TO BE DONE
Render every line of the listing below as a Markdown table with the columns n and Line, where n is the row number and Line is the line itself, leaving out blank lines. Omit the pictures from your answer.

Box annotation data
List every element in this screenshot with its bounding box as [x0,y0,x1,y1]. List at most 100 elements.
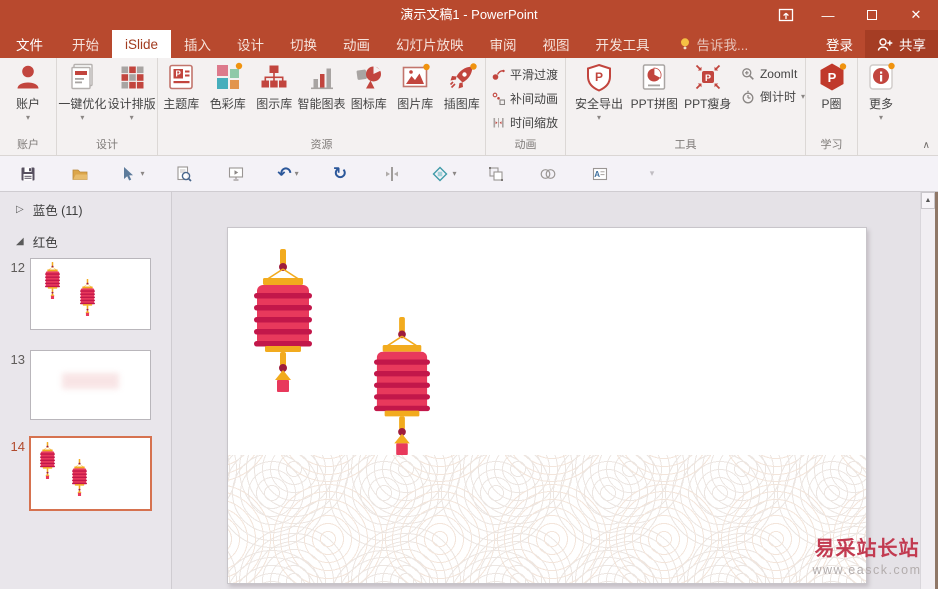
tab-transitions[interactable]: 切换 [277,30,330,58]
account-button[interactable]: 账户 ▾ [4,61,52,122]
scroll-up-button[interactable]: ▲ [921,192,935,209]
ppt-slim-button[interactable]: P PPT瘦身 [681,61,735,112]
tab-islide[interactable]: iSlide [112,30,172,58]
watermark-url: www.easck.com [812,563,922,577]
merge-shapes-button[interactable] [522,165,574,183]
ribbon-display-options-button[interactable] [766,0,806,30]
ribbon-group-resources: P 主题库 色彩库 图示库 智能图表 图标库 图片库 插图库 资源 [158,58,486,155]
dropdown-caret-icon: ▾ [129,113,134,122]
slide-thumbnail-12[interactable] [30,258,151,330]
print-preview-button[interactable] [158,165,210,183]
slide-thumbnail-13[interactable] [30,350,151,420]
tab-home[interactable]: 开始 [59,30,112,58]
start-slideshow-button[interactable] [210,165,262,183]
color-library-button[interactable]: 色彩库 [205,61,252,112]
red-lantern-shape[interactable] [374,317,430,455]
minimize-button[interactable]: — [806,0,850,30]
slide-number: 13 [10,352,25,367]
theme-library-icon: P [169,64,194,90]
diagram-library-button[interactable]: 图示库 [251,61,298,112]
title-bar: 演示文稿1 - PowerPoint — ✕ [0,0,938,30]
collapsed-triangle-icon: ▷ [16,204,24,215]
align-objects-button[interactable] [366,165,418,183]
ribbon-group-animation: 平滑过渡 补间动画 时间缩放 动画 [486,58,566,155]
text-box-icon: A [592,167,608,180]
tween-animation-button[interactable]: 补间动画 [492,90,565,107]
tab-design[interactable]: 设计 [224,30,277,58]
tab-review[interactable]: 审阅 [477,30,530,58]
save-button[interactable] [2,165,54,183]
slide-number: 12 [10,260,25,275]
red-lantern-icon [45,262,60,299]
vertical-scrollbar[interactable]: ▲ [920,192,935,589]
share-label: 共享 [899,38,926,53]
shape-format-button[interactable]: ▾ [418,165,470,183]
ppt-slim-icon: P [695,64,720,90]
apply-format-button[interactable]: ▾ [106,165,158,183]
main-area: ▷ 蓝色 (11) ◢ 红色 12 13 14 ▲ 易采站长站 www.easc… [0,192,938,589]
dropdown-caret-icon: ▾ [878,113,883,122]
login-button[interactable]: 登录 [814,30,865,58]
group-label-design: 设计 [96,139,118,151]
maximize-button[interactable] [850,0,894,30]
watermark-brand: 易采站长站 [814,536,920,560]
tab-view[interactable]: 视图 [530,30,583,58]
shield-p-icon: P [587,63,612,92]
svg-text:P: P [595,70,603,84]
more-button[interactable]: 更多 ▾ [858,61,904,122]
dropdown-caret-icon: ▾ [294,168,299,178]
share-person-icon [877,37,893,51]
group-objects-icon [489,166,503,181]
text-box-button[interactable]: A [574,165,626,183]
icon-library-button[interactable]: 图标库 [346,61,393,112]
tab-animations[interactable]: 动画 [330,30,383,58]
group-label-resources: 资源 [310,139,333,151]
p-circle-button[interactable]: P P圈 [808,61,856,112]
print-preview-icon [177,165,192,182]
redo-button[interactable]: ↻ [314,164,366,183]
svg-text:P: P [705,73,711,83]
close-button[interactable]: ✕ [894,0,938,30]
section-blue-label: 蓝色 (11) [32,204,83,218]
picture-library-button[interactable]: 图片库 [392,61,439,112]
theme-library-button[interactable]: P 主题库 [158,61,205,112]
qat-customize-button[interactable]: ▾ [626,168,678,179]
safe-export-button[interactable]: P 安全导出 ▾ [570,61,628,122]
ribbon: 账户 ▾ 账户 一键优化 ▾ 设计排版 ▾ 设计 P 主题库 色彩库 图示库 智… [0,58,938,155]
tell-me-box[interactable]: 告诉我... [679,30,748,58]
group-objects-button[interactable] [470,165,522,183]
slide-canvas[interactable] [227,227,867,584]
one-click-optimize-button[interactable]: 一键优化 ▾ [58,61,106,122]
open-button[interactable] [54,165,106,183]
collapse-ribbon-button[interactable]: ∧ [923,140,930,151]
icon-library-icon [356,65,381,89]
countdown-button[interactable]: 倒计时 ▾ [741,88,805,105]
save-icon [21,167,35,180]
tab-developer[interactable]: 开发工具 [583,30,663,58]
ppt-puzzle-button[interactable]: PPT拼图 [628,61,680,112]
section-red[interactable]: ◢ 红色 [16,232,58,251]
undo-icon: ↶ [277,163,292,183]
dropdown-caret-icon: ▾ [140,168,145,178]
undo-button[interactable]: ↶ ▾ [262,163,314,183]
dropdown-caret-icon: ▾ [452,168,457,178]
share-button[interactable]: 共享 [865,30,938,58]
red-lantern-shape[interactable] [254,249,312,392]
svg-text:A: A [594,170,600,179]
design-layout-button[interactable]: 设计排版 ▾ [108,61,156,122]
merge-shapes-icon [540,168,556,179]
tab-slideshow[interactable]: 幻灯片放映 [383,30,477,58]
tab-insert[interactable]: 插入 [171,30,224,58]
smooth-transition-button[interactable]: 平滑过渡 [492,66,565,83]
slideshow-screen-icon [228,166,244,181]
dropdown-caret-icon: ▾ [25,113,30,122]
smart-chart-button[interactable]: 智能图表 [298,61,346,112]
slide-thumbnail-14-selected[interactable] [29,436,152,511]
zoomit-button[interactable]: ZoomIt [741,67,805,81]
time-scale-button[interactable]: 时间缩放 [492,114,565,131]
illustration-library-button[interactable]: 插图库 [439,61,486,112]
dropdown-caret-icon: ▾ [597,113,602,122]
section-blue[interactable]: ▷ 蓝色 (11) [16,200,82,219]
tab-file[interactable]: 文件 [0,30,59,58]
powerpoint-window: 演示文稿1 - PowerPoint — ✕ 文件 开始 iSlide 插入 设… [0,0,938,589]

RESULT FOR THIS TASK
| n | Line |
|---|---|
| 1 | List every element in this screenshot with its bounding box as [x0,y0,x1,y1]. List at most 100 elements. |
| 2 | tab-transitions[interactable]: 切换 [277,30,330,58] |
| 3 | account-button[interactable]: 账户 ▾ [4,61,52,122] |
| 4 | scroll-up-button[interactable]: ▲ [921,192,935,209] |
| 5 | ppt-slim-button[interactable]: P PPT瘦身 [681,61,735,112] |
| 6 | tab-islide[interactable]: iSlide [112,30,172,58] |
| 7 | watermark-url: www.easck.com [812,563,922,577] |
| 8 | merge-shapes-button[interactable] [522,165,574,183] |
| 9 | ribbon-display-options-button[interactable] [766,0,806,30] |
| 10 | ribbon-group-resources: P 主题库 色彩库 图示库 智能图表 图标库 图片库 插图库 资源 [158,58,486,155] |
| 11 | dropdown-caret-icon: ▾ [129,113,134,122] |
| 12 | slide-thumbnail-12[interactable] [30,258,151,330] |
| 13 | print-preview-button[interactable] [158,165,210,183] |
| 14 | slide-thumbnail-13[interactable] [30,350,151,420] |
| 15 | tab-home[interactable]: 开始 [59,30,112,58] |
| 16 | start-slideshow-button[interactable] [210,165,262,183] |
| 17 | color-library-button[interactable]: 色彩库 [205,61,252,112] |
| 18 | red-lantern-shape[interactable] [374,317,430,455] |
| 19 | minimize-button[interactable]: — [806,0,850,30] |
| 20 | slide-number: 13 [10,352,25,367] |
| 21 | theme-library-icon: P [169,64,194,90] |
| 22 | diagram-library-button[interactable]: 图示库 [251,61,298,112] |
| 23 | title-bar: 演示文稿1 - PowerPoint — ✕ [0,0,938,30] |
| 24 | collapsed-triangle-icon: ▷ [16,204,24,215] |
| 25 | align-objects-button[interactable] [366,165,418,183] |
| 26 | ribbon-group-animation: 平滑过渡 补间动画 时间缩放 动画 [486,58,566,155] |
| 27 | text-box-icon: A [592,167,608,180] |
| 28 | tween-animation-button[interactable]: 补间动画 [492,90,565,107] |
| 29 | tab-design[interactable]: 设计 [224,30,277,58] |
| 30 | tab-review[interactable]: 审阅 [477,30,530,58] |
| 31 | save-button[interactable] [2,165,54,183] |
| 32 | slide-number: 12 [10,260,25,275] |
| 33 | red-lantern-icon [45,262,60,299] |
| 34 | vertical-scrollbar[interactable]: ▲ [920,192,935,589] |
| 35 | share-label: 共享 [899,38,926,53] |
| 36 | shape-format-button[interactable]: ▾ [418,165,470,183] |
| 37 | ppt-slim-icon: P [695,64,720,90] |
| 38 | apply-format-button[interactable]: ▾ [106,165,158,183] |
| 39 | main-area: ▷ 蓝色 (11) ◢ 红色 12 13 14 ▲ 易采站长站 www.easc… [0,192,938,589] |
| 40 | dropdown-caret-icon: ▾ [878,113,883,122] |
| 41 | login-button[interactable]: 登录 [814,30,865,58] |
| 42 | group-label-design: 设计 [96,139,118,151] |
| 43 | maximize-button[interactable] [850,0,894,30] |
| 44 | watermark-brand: 易采站长站 [814,536,920,560] |
| 45 | tab-view[interactable]: 视图 [530,30,583,58] |
| 46 | shield-p-icon: P [587,63,612,92] |
| 47 | svg-text:P: P [595,70,603,84] |
| 48 | more-button[interactable]: 更多 ▾ [858,61,904,122] |
| 49 | dropdown-caret-icon: ▾ [294,168,299,178] |
| 50 | share-person-icon [877,37,893,51] |
| 51 | group-objects-icon [489,166,503,181] |
| 52 | text-box-button[interactable]: A [574,165,626,183] |
| 53 | icon-library-button[interactable]: 图标库 [346,61,393,112] |
| 54 | tab-animations[interactable]: 动画 [330,30,383,58] |
| 55 | group-label-resources: 资源 [310,139,333,151] |
| 56 | p-circle-button[interactable]: P P圈 [808,61,856,112] |
| 57 | print-preview-icon [177,165,192,182] |
| 58 | redo-button[interactable]: ↻ [314,164,366,183] |
| 59 | svg-text:P: P [705,73,711,83] |
| 60 | close-button[interactable]: ✕ [894,0,938,30] |
| 61 | section-blue-label: 蓝色 (11) [32,204,83,218] |
| 62 | picture-library-button[interactable]: 图片库 [392,61,439,112] |
| 63 | theme-library-button[interactable]: P 主题库 [158,61,205,112] |
| 64 | qat-customize-button[interactable]: ▾ [626,168,678,179] |
| 65 | safe-export-button[interactable]: P 安全导出 ▾ [570,61,628,122] |
| 66 | ribbon: 账户 ▾ 账户 一键优化 ▾ 设计排版 ▾ 设计 P 主题库 色彩库 图示库 智… [0,58,938,155] |
| 67 | tell-me-box[interactable]: 告诉我... [679,30,748,58] |
| 68 | group-objects-button[interactable] [470,165,522,183] |
| 69 | slide-canvas[interactable] [227,227,867,584] |
| 70 | one-click-optimize-button[interactable]: 一键优化 ▾ [58,61,106,122] |
| 71 | open-button[interactable] [54,165,106,183] |
| 72 | collapse-ribbon-button[interactable]: ∧ [923,140,930,151] |
| 73 | icon-library-icon [356,65,381,89] |
| 74 | countdown-button[interactable]: 倒计时 ▾ [741,88,805,105] |
| 75 | save-icon [21,167,35,180] |
| 76 | tab-developer[interactable]: 开发工具 [583,30,663,58] |
| 77 | ppt-puzzle-button[interactable]: PPT拼图 [628,61,680,112] |
| 78 | section-red[interactable]: ◢ 红色 [16,232,58,251] |
| 79 | undo-icon: ↶ [277,163,292,183] |
| 80 | dropdown-caret-icon: ▾ [140,168,145,178] |
| 81 | undo-button[interactable]: ↶ ▾ [262,163,314,183] |
| 82 | dropdown-caret-icon: ▾ [452,168,457,178] |
| 83 | share-button[interactable]: 共享 [865,30,938,58] |
| 84 | red-lantern-shape[interactable] [254,249,312,392] |
| 85 | svg-text:A: A [594,170,600,179] |
| 86 | design-layout-button[interactable]: 设计排版 ▾ [108,61,156,122] |
| 87 | merge-shapes-icon [540,168,556,179] |
| 88 | tab-slideshow[interactable]: 幻灯片放映 [383,30,477,58] |
| 89 | tab-insert[interactable]: 插入 [171,30,224,58] |
| 90 | smooth-transition-button[interactable]: 平滑过渡 [492,66,565,83] |
| 91 | slideshow-screen-icon [228,166,244,181] |
| 92 | dropdown-caret-icon: ▾ [25,113,30,122] |
| 93 | smart-chart-button[interactable]: 智能图表 [298,61,346,112] |
| 94 | slide-thumbnail-14-selected[interactable] [29,436,152,511] |
| 95 | zoomit-button[interactable]: ZoomIt [741,67,805,81] |
| 96 | time-scale-button[interactable]: 时间缩放 [492,114,565,131] |
| 97 | illustration-library-button[interactable]: 插图库 [439,61,486,112] |
| 98 | dropdown-caret-icon: ▾ [597,113,602,122] |
| 99 | section-blue[interactable]: ▷ 蓝色 (11) [16,200,82,219] |
| 100 | tab-file[interactable]: 文件 [0,30,59,58] |
| 101 | powerpoint-window: 演示文稿1 - PowerPoint — ✕ 文件 开始 iSlide 插入 设… [0,0,938,589] |